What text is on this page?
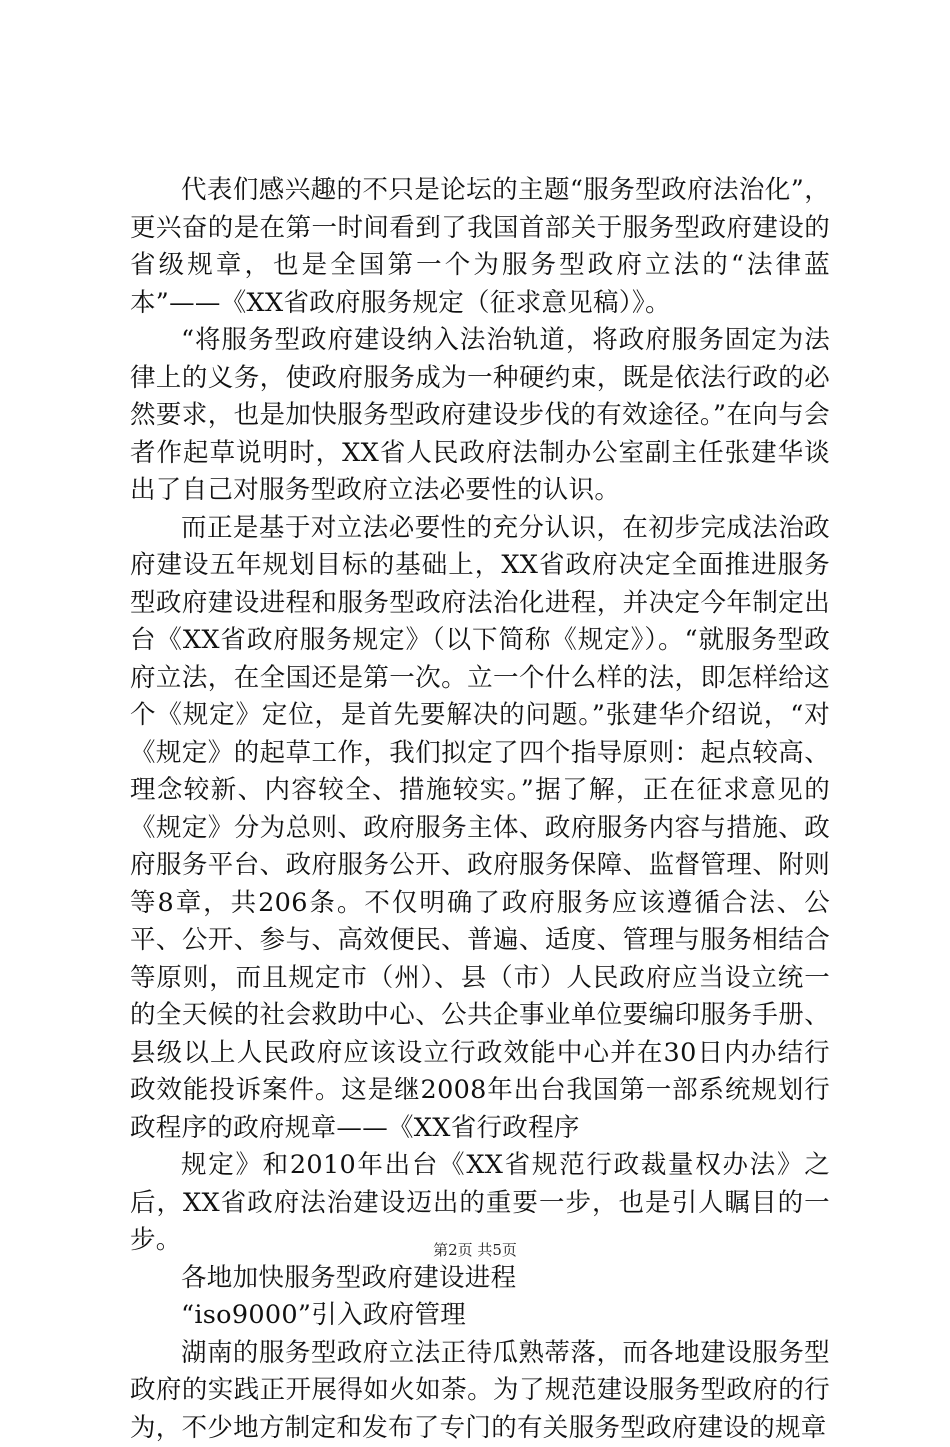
代表们感兴趣的不只是论坛的主题“服务型政府法治化”，更兴奋的是在第一时间看到了我国首部关于服务型政府建设的省级规章，也是全国第一个为服务型政府立法的“法律蓝本”——《XX省政府服务规定（征求意见稿）》。

“将服务型政府建设纳入法治轨道，将政府服务固定为法律上的义务，使政府服务成为一种硬约束，既是依法行政的必然要求，也是加快服务型政府建设步伐的有效途径。”在向与会者作起草说明时，XX省人民政府法制办公室副主任张建华谈出了自己对服务型政府立法必要性的认识。

而正是基于对立法必要性的充分认识，在初步完成法治政府建设五年规划目标的基础上，XX省政府决定全面推进服务型政府建设进程和服务型政府法治化进程，并决定今年制定出台《XX省政府服务规定》（以下简称《规定》）。“就服务型政府立法，在全国还是第一次。立一个什么样的法，即怎样给这个《规定》定位，是首先要解决的问题。”张建华介绍说，“对《规定》的起草工作，我们拟定了四个指导原则：起点较高、理念较新、内容较全、措施较实。”据了解，正在征求意见的《规定》分为总则、政府服务主体、政府服务内容与措施、政府服务平台、政府服务公开、政府服务保障、监督管理、附则等8章，共206条。不仅明确了政府服务应该遵循合法、公平、公开、参与、高效便民、普遍、适度、管理与服务相结合等原则，而且规定市（州）、县（市）人民政府应当设立统一的全天候的社会救助中心、公共企事业单位要编印服务手册、县级以上人民政府应该设立行政效能中心并在30日内办结行政效能投诉案件。这是继2008年出台我国第一部系统规划行政程序的政府规章——《XX省行政程序

规定》和2010年出台《XX省规范行政裁量权办法》之后，XX省政府法治建设迈出的重要一步，也是引人瞩目的一步。

各地加快服务型政府建设进程

“iso9000”引入政府管理

湖南的服务型政府立法正待瓜熟蒂落，而各地建设服务型政府的实践正开展得如火如荼。为了规范建设服务型政府的行为，不少地方制定和发布了专门的有关服务型政府建设的规章

第2页 共5页
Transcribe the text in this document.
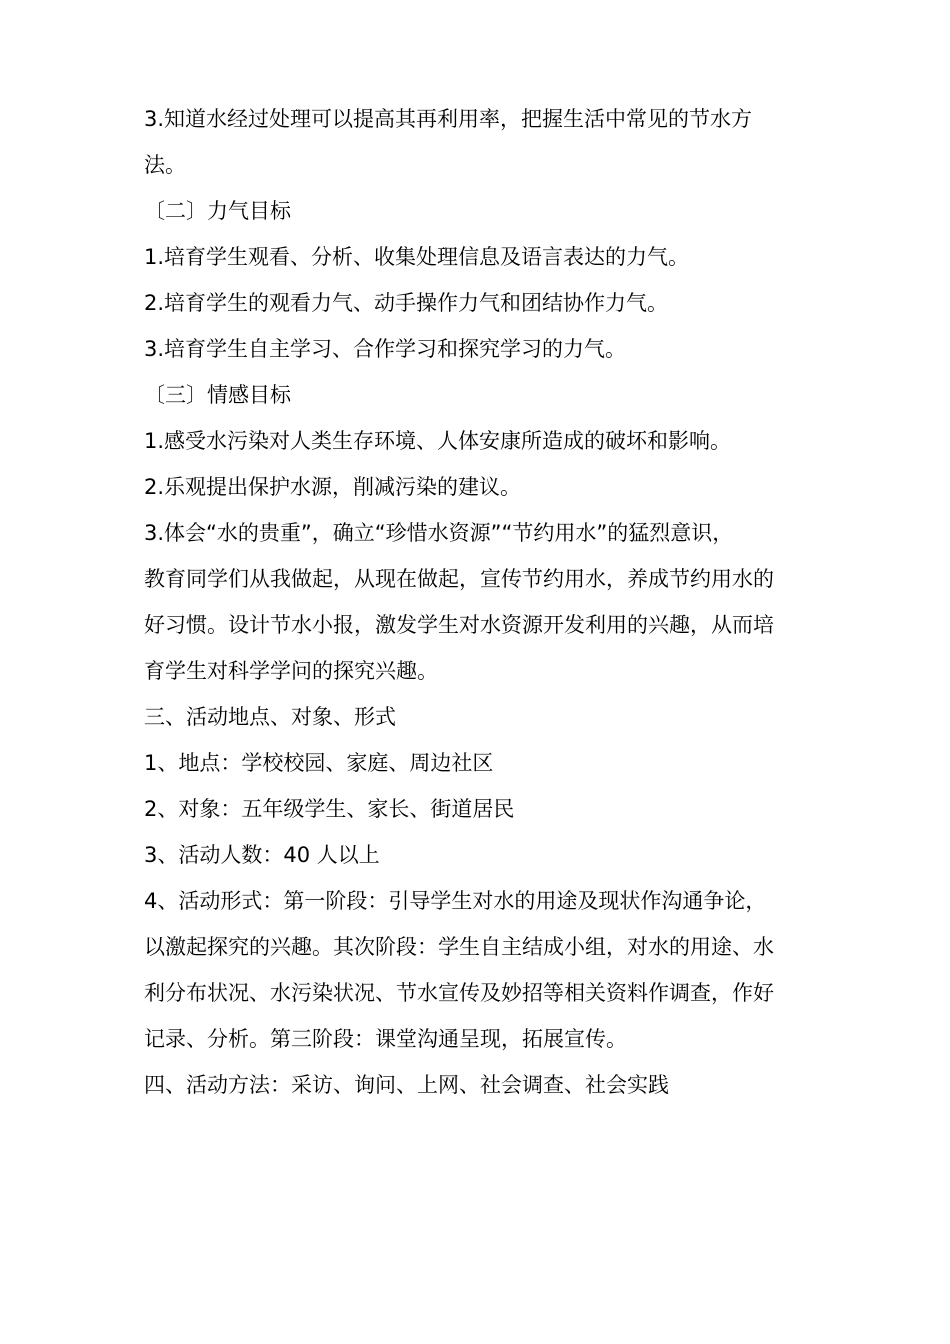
3.知道水经过处理可以提高其再利用率，把握生活中常见的节水方

法。

〔二〕力气目标

1.培育学生观看、分析、收集处理信息及语言表达的力气。

2.培育学生的观看力气、动手操作力气和团结协作力气。

3.培育学生自主学习、合作学习和探究学习的力气。

〔三〕情感目标

1.感受水污染对人类生存环境、人体安康所造成的破坏和影响。

2.乐观提出保护水源，削减污染的建议。

3.体会“水的贵重”，确立“珍惜水资源”“节约用水”的猛烈意识，

教育同学们从我做起，从现在做起，宣传节约用水，养成节约用水的

好习惯。设计节水小报，激发学生对水资源开发利用的兴趣，从而培

育学生对科学学问的探究兴趣。

三、活动地点、对象、形式

1、地点：学校校园、家庭、周边社区

2、对象：五年级学生、家长、街道居民

3、活动人数：40 人以上

4、活动形式：第一阶段：引导学生对水的用途及现状作沟通争论，

以激起探究的兴趣。其次阶段：学生自主结成小组，对水的用途、水

利分布状况、水污染状况、节水宣传及妙招等相关资料作调查，作好

记录、分析。第三阶段：课堂沟通呈现，拓展宣传。

四、活动方法：采访、询问、上网、社会调查、社会实践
★ ★ ★ ★ ★
> [PROBLEM DESCRIPTION]:
Check each line of the records above for "XX省政府服务规定", and copy those that have it.

> [FULL OUTPUT]:
代表们感兴趣的不只是论坛的主题“服务型政府法治化”，更兴奋的是在第一时间看到了我国首部关于服务型政府建设的省级规章，也是全国第一个为服务型政府立法的“法律蓝本”——《XX省政府服务规定（征求意见稿）》。
而正是基于对立法必要性的充分认识，在初步完成法治政府建设五年规划目标的基础上，XX省政府决定全面推进服务型政府建设进程和服务型政府法治化进程，并决定今年制定出台《XX省政府服务规定》（以下简称《规定》）。“就服务型政府立法，在全国还是第一次。立一个什么样的法，即怎样给这个《规定》定位，是首先要解决的问题。”张建华介绍说，“对《规定》的起草工作，我们拟定了四个指导原则：起点较高、理念较新、内容较全、措施较实。”据了解，正在征求意见的《规定》分为总则、政府服务主体、政府服务内容与措施、政府服务平台、政府服务公开、政府服务保障、监督管理、附则等8章，共206条。不仅明确了政府服务应该遵循合法、公平、公开、参与、高效便民、普遍、适度、管理与服务相结合等原则，而且规定市（州）、县（市）人民政府应当设立统一的全天候的社会救助中心、公共企事业单位要编印服务手册、县级以上人民政府应该设立行政效能中心并在30日内办结行政效能投诉案件。这是继2008年出台我国第一部系统规划行政程序的政府规章——《XX省行政程序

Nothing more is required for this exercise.